start MATERIAL FOR THIS EXERCISE

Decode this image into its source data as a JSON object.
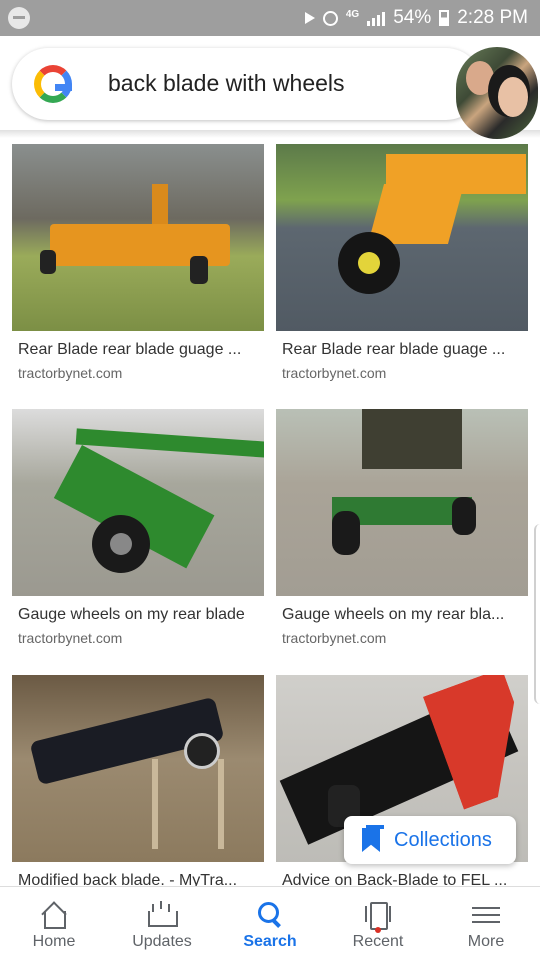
{
  "status_bar": {
    "battery": "54%",
    "time": "2:28 PM",
    "network": "4G"
  },
  "search": {
    "query": "back blade with wheels"
  },
  "results": [
    {
      "title": "Rear Blade rear blade guage ...",
      "source": "tractorbynet.com"
    },
    {
      "title": "Rear Blade rear blade guage ...",
      "source": "tractorbynet.com"
    },
    {
      "title": "Gauge wheels on my rear blade",
      "source": "tractorbynet.com"
    },
    {
      "title": "Gauge wheels on my rear bla...",
      "source": "tractorbynet.com"
    },
    {
      "title": "Modified back blade. - MyTra...",
      "source": ""
    },
    {
      "title": "Advice on Back-Blade to FEL ...",
      "source": ""
    }
  ],
  "collections_button": {
    "label": "Collections"
  },
  "bottom_nav": [
    {
      "label": "Home",
      "icon": "home-icon"
    },
    {
      "label": "Updates",
      "icon": "updates-icon"
    },
    {
      "label": "Search",
      "icon": "search-icon"
    },
    {
      "label": "Recent",
      "icon": "recent-icon"
    },
    {
      "label": "More",
      "icon": "more-icon"
    }
  ],
  "colors": {
    "accent": "#1a73e8",
    "status_bar": "#9e9e9e"
  }
}
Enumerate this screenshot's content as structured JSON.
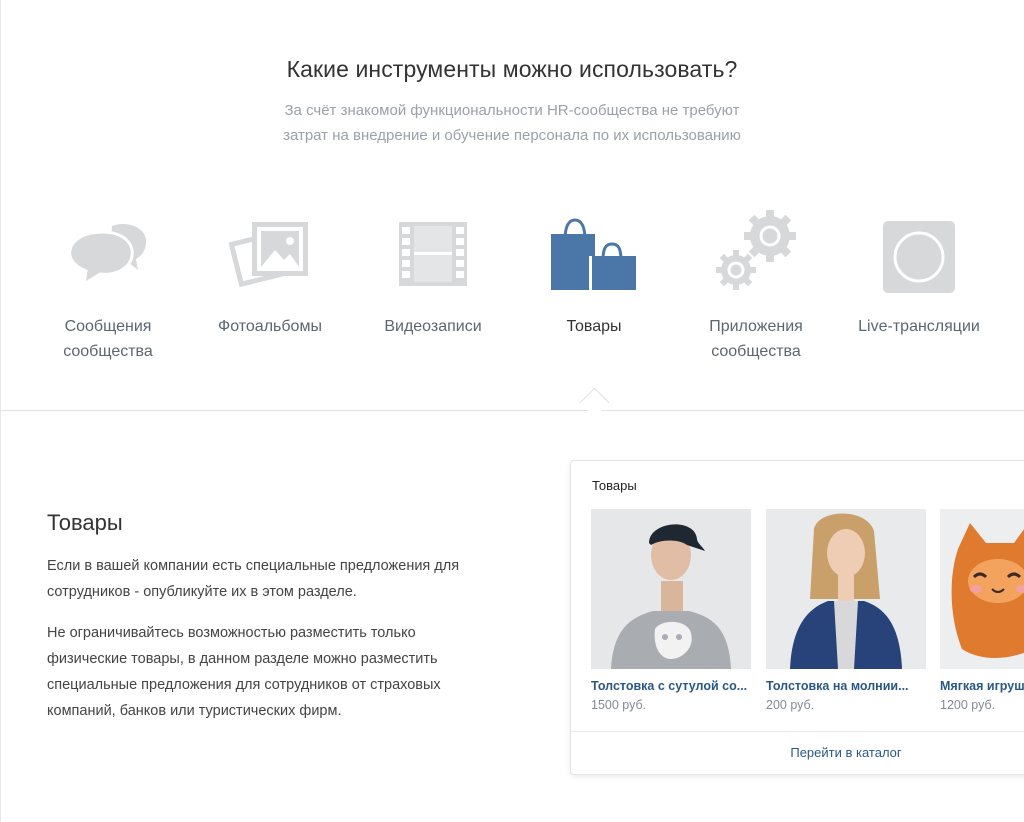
{
  "header": {
    "title": "Какие инструменты можно использовать?",
    "subtitle_line1": "За счёт знакомой функциональности HR-сообщества не требуют",
    "subtitle_line2": "затрат на внедрение и обучение персонала по их использованию"
  },
  "tools": [
    {
      "line1": "Сообщения",
      "line2": "сообщества",
      "icon": "messages-icon"
    },
    {
      "line1": "Фотоальбомы",
      "line2": "",
      "icon": "photo-albums-icon"
    },
    {
      "line1": "Видеозаписи",
      "line2": "",
      "icon": "video-film-icon"
    },
    {
      "line1": "Товары",
      "line2": "",
      "icon": "shopping-bags-icon",
      "active": true
    },
    {
      "line1": "Приложения",
      "line2": "сообщества",
      "icon": "gears-icon"
    },
    {
      "line1": "Live-трансляции",
      "line2": "",
      "icon": "live-circle-icon"
    }
  ],
  "detail": {
    "title": "Товары",
    "p1": "Если в вашей компании есть специальные предложения для сотрудников - опубликуйте их в этом разделе.",
    "p2": "Не ограничивайтесь возможностью разместить только физические товары, в данном разделе можно разместить специальные предложения для сотрудников от страховых компаний, банков или туристических фирм."
  },
  "market": {
    "title": "Товары",
    "products": [
      {
        "name": "Толстовка с сутулой со...",
        "price": "1500 руб."
      },
      {
        "name": "Толстовка на молнии...",
        "price": "200 руб."
      },
      {
        "name": "Мягкая игрушка",
        "price": "1200 руб."
      }
    ],
    "catalog_link": "Перейти в каталог"
  },
  "colors": {
    "accent": "#4a76a8",
    "link": "#2a5885",
    "icon_inactive": "#d7d8d9"
  }
}
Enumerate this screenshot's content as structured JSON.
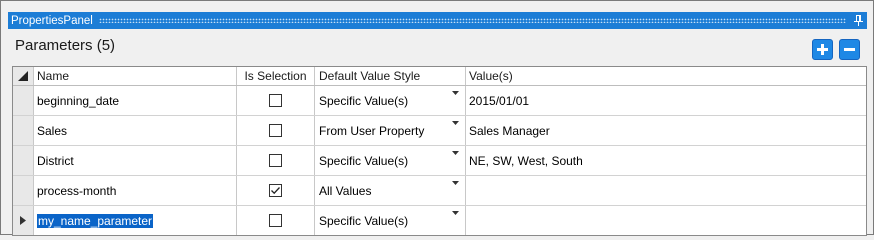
{
  "panel": {
    "title": "PropertiesPanel",
    "header": "Parameters (5)",
    "add_icon": "plus-icon",
    "remove_icon": "minus-icon",
    "accent_color": "#1c7dd6"
  },
  "grid": {
    "columns": [
      "Name",
      "Is Selection",
      "Default Value Style",
      "Value(s)"
    ],
    "rows": [
      {
        "name": "beginning_date",
        "is_selection": false,
        "style": "Specific Value(s)",
        "values": "2015/01/01"
      },
      {
        "name": "Sales",
        "is_selection": false,
        "style": "From User Property",
        "values": "Sales Manager"
      },
      {
        "name": "District",
        "is_selection": false,
        "style": "Specific Value(s)",
        "values": "NE, SW, West, South"
      },
      {
        "name": "process-month",
        "is_selection": true,
        "style": "All Values",
        "values": ""
      },
      {
        "name": "my_name_parameter",
        "is_selection": false,
        "style": "Specific Value(s)",
        "values": ""
      }
    ]
  }
}
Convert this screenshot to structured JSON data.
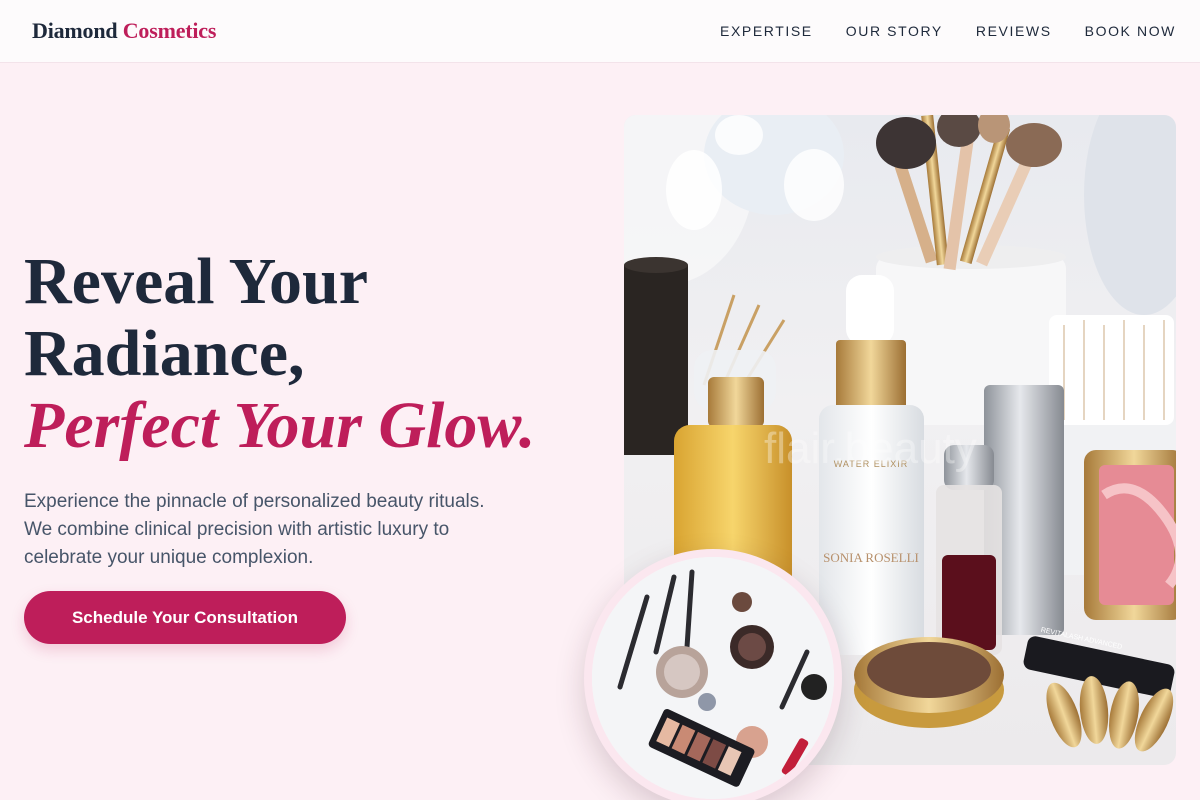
{
  "header": {
    "brand_part1": "Diamond",
    "brand_part2": "Cosmetics",
    "nav": [
      "EXPERTISE",
      "OUR STORY",
      "REVIEWS",
      "BOOK NOW"
    ]
  },
  "hero": {
    "title_line1": "Reveal Your",
    "title_line2": "Radiance,",
    "title_accent": "Perfect Your Glow.",
    "description": "Experience the pinnacle of personalized beauty rituals. We combine clinical precision with artistic luxury to celebrate your unique complexion.",
    "cta_label": "Schedule Your Consultation"
  },
  "photo": {
    "watermark": "flair.beauty",
    "bottle_label_1": "WATER ELIXIR",
    "bottle_label_2": "SONIA ROSELLI",
    "tube_label": "REVITALASH ADVANCED"
  },
  "colors": {
    "accent": "#be1e5a",
    "heading": "#1e293b",
    "body_text": "#475569",
    "background": "#fdf0f5"
  }
}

end MATERIAL FOR THIS EXERCISE

## WORK INSTRUCTIONS
Show all lines from the data above in which the word "предложения" appears.

## EXERCISE ANSWER
    "p1": "Если в вашей компании есть специальные предложения для сотрудников - опубликуйте их в этом разделе.",
    "p2": "Не ограничивайтесь возможностью разместить только физические товары, в данном разделе можно разместить специальные предложения для сотрудников от страховых компаний, банков или туристических фирм."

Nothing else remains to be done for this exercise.